- _GIVEN TASK_
Count the lines containing "работе" in the entries underneath, and state that count without anything else.

--- START DATA LISTING ---

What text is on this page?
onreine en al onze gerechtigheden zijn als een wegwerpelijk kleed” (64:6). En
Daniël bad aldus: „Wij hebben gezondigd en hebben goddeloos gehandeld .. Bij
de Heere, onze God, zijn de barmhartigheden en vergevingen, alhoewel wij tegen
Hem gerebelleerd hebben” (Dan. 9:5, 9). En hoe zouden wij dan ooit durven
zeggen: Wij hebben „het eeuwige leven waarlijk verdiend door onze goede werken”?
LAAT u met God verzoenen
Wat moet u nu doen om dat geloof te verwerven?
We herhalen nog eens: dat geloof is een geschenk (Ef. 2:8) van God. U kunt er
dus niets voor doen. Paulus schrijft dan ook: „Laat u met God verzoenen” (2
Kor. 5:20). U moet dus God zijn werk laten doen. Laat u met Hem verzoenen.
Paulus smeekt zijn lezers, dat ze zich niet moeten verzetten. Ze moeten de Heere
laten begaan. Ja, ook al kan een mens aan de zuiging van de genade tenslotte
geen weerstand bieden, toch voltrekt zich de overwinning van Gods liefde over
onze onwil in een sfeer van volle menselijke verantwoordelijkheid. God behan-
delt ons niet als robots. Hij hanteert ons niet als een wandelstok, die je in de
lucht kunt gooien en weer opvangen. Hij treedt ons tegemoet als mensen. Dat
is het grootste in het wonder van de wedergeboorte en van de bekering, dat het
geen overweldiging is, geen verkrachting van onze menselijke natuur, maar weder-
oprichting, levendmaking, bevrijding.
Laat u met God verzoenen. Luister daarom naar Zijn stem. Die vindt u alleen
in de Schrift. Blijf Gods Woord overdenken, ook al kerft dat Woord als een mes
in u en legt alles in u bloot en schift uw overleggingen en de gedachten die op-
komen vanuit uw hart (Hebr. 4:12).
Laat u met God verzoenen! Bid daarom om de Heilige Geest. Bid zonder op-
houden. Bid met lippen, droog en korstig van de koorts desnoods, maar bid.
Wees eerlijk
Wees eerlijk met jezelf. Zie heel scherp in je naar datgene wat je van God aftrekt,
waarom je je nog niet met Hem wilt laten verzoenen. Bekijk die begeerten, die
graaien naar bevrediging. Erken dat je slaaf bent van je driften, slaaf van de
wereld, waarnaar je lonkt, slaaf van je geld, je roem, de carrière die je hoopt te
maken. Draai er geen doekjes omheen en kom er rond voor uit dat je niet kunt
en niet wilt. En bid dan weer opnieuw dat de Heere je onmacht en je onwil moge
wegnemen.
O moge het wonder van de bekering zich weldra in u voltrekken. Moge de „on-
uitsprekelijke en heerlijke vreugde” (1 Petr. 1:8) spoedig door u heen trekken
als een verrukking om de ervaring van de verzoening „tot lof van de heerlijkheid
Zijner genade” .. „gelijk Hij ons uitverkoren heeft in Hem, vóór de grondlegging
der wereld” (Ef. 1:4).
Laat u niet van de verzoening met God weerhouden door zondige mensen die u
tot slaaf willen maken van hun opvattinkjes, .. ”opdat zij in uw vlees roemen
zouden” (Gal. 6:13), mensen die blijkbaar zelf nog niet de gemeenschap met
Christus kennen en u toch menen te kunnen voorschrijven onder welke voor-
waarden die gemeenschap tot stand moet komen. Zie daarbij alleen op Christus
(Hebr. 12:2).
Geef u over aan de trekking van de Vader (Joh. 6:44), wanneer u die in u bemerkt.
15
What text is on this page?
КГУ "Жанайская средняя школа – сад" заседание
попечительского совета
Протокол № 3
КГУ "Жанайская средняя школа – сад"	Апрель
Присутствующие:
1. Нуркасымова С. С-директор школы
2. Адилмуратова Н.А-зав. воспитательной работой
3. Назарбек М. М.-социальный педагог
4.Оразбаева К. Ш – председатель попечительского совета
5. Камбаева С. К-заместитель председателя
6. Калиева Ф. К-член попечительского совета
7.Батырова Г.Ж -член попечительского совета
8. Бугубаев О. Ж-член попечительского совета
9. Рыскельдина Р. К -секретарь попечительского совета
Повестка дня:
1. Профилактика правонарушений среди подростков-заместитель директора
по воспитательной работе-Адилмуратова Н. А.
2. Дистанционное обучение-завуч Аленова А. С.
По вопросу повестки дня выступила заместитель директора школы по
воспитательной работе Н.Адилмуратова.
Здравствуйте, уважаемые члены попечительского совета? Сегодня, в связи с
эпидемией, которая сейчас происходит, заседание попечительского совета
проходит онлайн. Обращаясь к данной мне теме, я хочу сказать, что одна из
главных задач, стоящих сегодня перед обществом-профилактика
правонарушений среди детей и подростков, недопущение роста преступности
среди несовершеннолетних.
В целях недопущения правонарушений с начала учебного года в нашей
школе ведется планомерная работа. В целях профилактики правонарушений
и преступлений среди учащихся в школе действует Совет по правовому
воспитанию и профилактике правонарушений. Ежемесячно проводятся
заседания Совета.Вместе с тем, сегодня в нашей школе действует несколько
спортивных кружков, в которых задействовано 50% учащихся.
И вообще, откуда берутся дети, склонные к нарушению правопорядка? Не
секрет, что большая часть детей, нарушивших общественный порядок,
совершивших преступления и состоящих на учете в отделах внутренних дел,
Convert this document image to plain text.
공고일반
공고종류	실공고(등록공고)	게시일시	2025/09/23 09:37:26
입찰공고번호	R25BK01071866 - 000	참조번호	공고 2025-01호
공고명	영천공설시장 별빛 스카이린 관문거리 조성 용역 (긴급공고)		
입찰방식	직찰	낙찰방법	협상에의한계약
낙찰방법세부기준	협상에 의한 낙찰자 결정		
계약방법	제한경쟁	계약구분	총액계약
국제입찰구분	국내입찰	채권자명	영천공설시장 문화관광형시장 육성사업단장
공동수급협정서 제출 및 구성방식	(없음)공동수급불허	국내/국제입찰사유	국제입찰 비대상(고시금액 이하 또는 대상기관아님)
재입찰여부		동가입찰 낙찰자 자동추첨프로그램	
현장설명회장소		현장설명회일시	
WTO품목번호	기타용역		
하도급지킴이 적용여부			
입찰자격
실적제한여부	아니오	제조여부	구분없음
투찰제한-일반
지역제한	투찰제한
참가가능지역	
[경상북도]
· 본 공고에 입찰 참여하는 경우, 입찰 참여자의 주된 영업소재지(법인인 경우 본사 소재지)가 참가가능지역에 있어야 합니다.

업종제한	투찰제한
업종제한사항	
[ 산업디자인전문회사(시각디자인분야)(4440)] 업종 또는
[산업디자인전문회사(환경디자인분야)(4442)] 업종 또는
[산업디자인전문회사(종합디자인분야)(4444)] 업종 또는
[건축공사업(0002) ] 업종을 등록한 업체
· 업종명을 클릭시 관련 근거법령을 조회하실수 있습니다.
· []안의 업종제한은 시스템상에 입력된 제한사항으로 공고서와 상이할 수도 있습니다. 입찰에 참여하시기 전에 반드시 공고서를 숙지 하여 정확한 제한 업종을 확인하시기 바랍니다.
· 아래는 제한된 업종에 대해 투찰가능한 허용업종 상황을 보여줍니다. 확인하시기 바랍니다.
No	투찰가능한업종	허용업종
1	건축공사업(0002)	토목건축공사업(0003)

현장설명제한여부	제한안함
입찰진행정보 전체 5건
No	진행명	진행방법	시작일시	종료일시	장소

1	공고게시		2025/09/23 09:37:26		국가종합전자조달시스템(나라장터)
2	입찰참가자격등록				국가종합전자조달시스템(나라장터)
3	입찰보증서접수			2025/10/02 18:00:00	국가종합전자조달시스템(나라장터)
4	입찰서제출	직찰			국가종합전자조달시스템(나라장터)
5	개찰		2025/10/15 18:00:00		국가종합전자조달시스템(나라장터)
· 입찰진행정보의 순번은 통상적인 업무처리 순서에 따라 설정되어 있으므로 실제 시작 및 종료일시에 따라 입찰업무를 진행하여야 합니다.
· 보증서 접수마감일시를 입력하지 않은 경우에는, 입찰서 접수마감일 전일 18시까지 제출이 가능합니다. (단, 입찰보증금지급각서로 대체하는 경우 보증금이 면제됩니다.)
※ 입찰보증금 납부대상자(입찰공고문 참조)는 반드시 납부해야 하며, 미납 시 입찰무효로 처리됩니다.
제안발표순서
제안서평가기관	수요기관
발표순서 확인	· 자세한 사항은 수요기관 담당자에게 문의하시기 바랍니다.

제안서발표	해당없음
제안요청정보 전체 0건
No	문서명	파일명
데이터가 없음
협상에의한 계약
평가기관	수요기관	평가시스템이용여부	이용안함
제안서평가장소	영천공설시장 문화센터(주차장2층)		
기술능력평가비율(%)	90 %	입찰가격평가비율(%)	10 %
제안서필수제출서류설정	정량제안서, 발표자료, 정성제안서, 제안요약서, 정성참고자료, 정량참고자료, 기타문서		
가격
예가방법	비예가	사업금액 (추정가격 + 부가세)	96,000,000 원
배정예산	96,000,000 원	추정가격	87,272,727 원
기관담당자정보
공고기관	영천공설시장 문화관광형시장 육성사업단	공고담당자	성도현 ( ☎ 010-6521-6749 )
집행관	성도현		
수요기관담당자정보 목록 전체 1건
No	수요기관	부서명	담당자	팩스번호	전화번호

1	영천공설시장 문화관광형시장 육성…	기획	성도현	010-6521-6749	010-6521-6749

--- END DATA LISTING ---

- _ANSWER TO THE PROBLEM_
2